- **Information provided**:
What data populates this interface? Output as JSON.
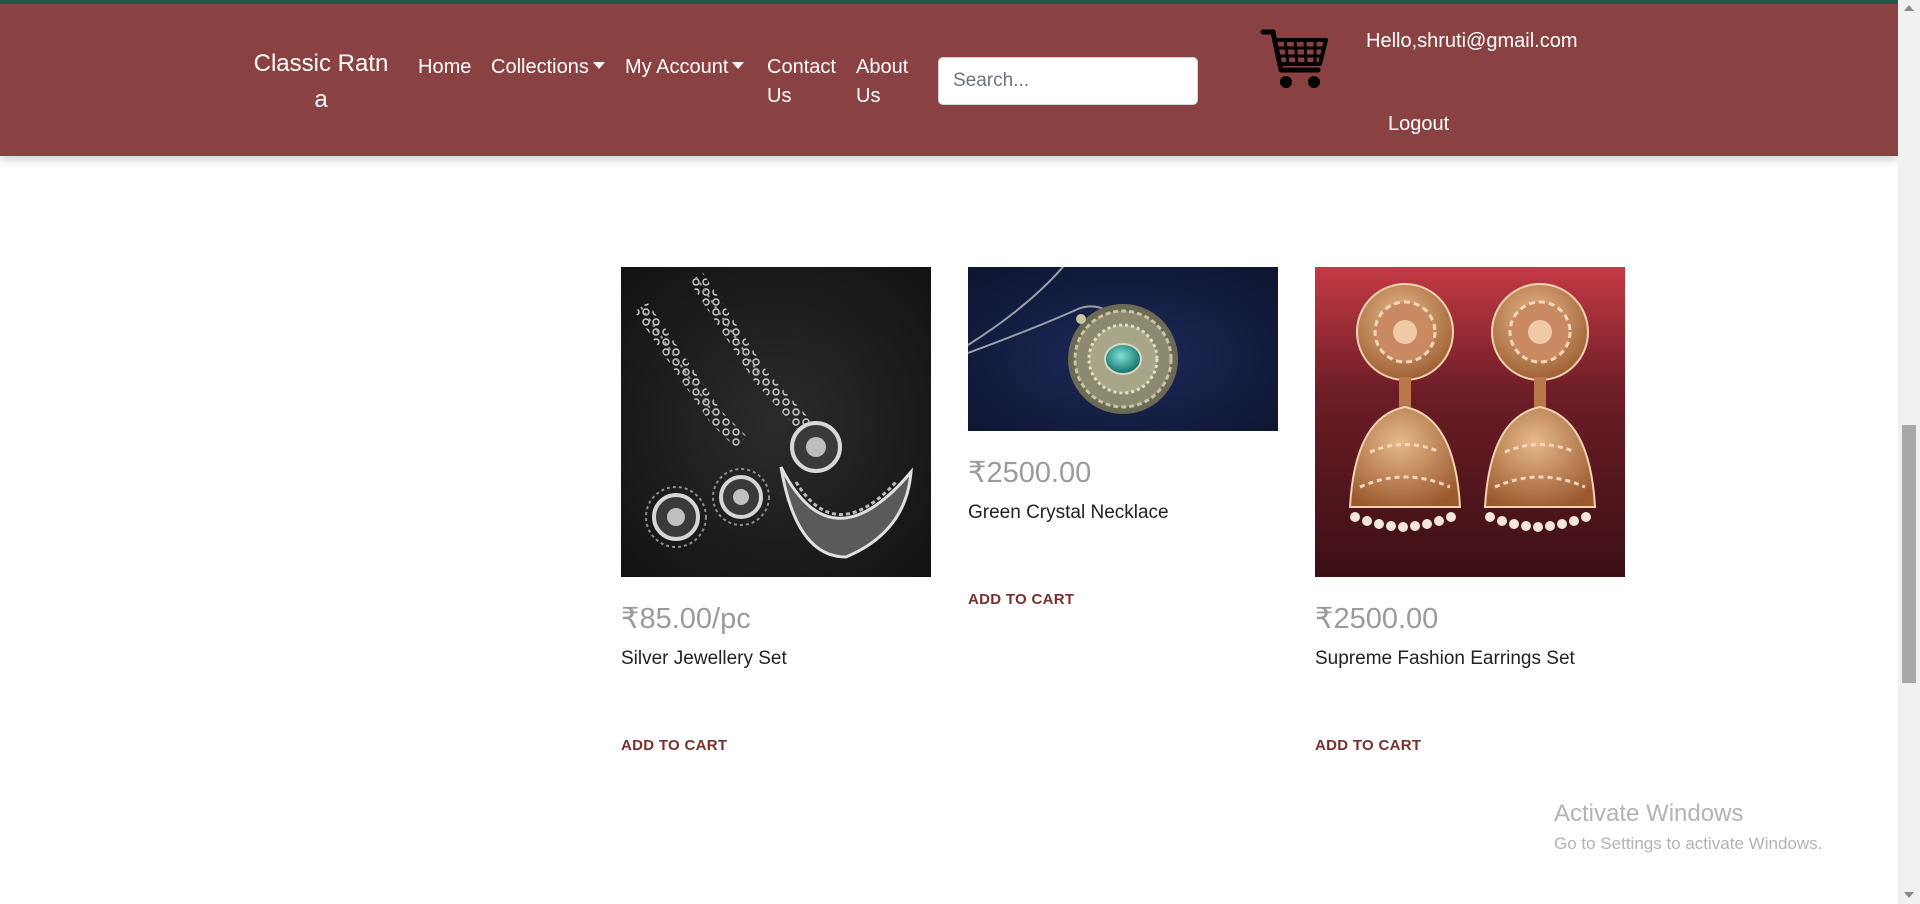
{
  "header": {
    "brand": "Classic Ratn a",
    "nav": {
      "home": "Home",
      "collections": "Collections",
      "my_account": "My Account",
      "contact_line1": "Contact",
      "contact_line2": "Us",
      "about_line1": "About",
      "about_line2": "Us"
    },
    "search_placeholder": "Search...",
    "cart_icon": "shopping-cart-icon",
    "greeting": "Hello,shruti@gmail.com",
    "logout": "Logout"
  },
  "products": [
    {
      "price": "₹85.00/pc",
      "name": "Silver Jewellery Set",
      "add_to_cart": "ADD TO CART"
    },
    {
      "price": "₹2500.00",
      "name": "Green Crystal Necklace",
      "add_to_cart": "ADD TO CART"
    },
    {
      "price": "₹2500.00",
      "name": "Supreme Fashion Earrings Set",
      "add_to_cart": "ADD TO CART"
    }
  ],
  "watermark": {
    "title": "Activate Windows",
    "subtitle": "Go to Settings to activate Windows."
  },
  "colors": {
    "navbar": "#8a4141",
    "top_accent": "#1f5a4a",
    "add_to_cart": "#7a2f2f",
    "price": "#9b9b9b"
  }
}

- **What to work on**: Give every line of the material that includes the string "price".

- **The solution**:
      "price": "₹85.00/pc",
      "price": "₹2500.00",
      "price": "₹2500.00",
    "price": "#9b9b9b"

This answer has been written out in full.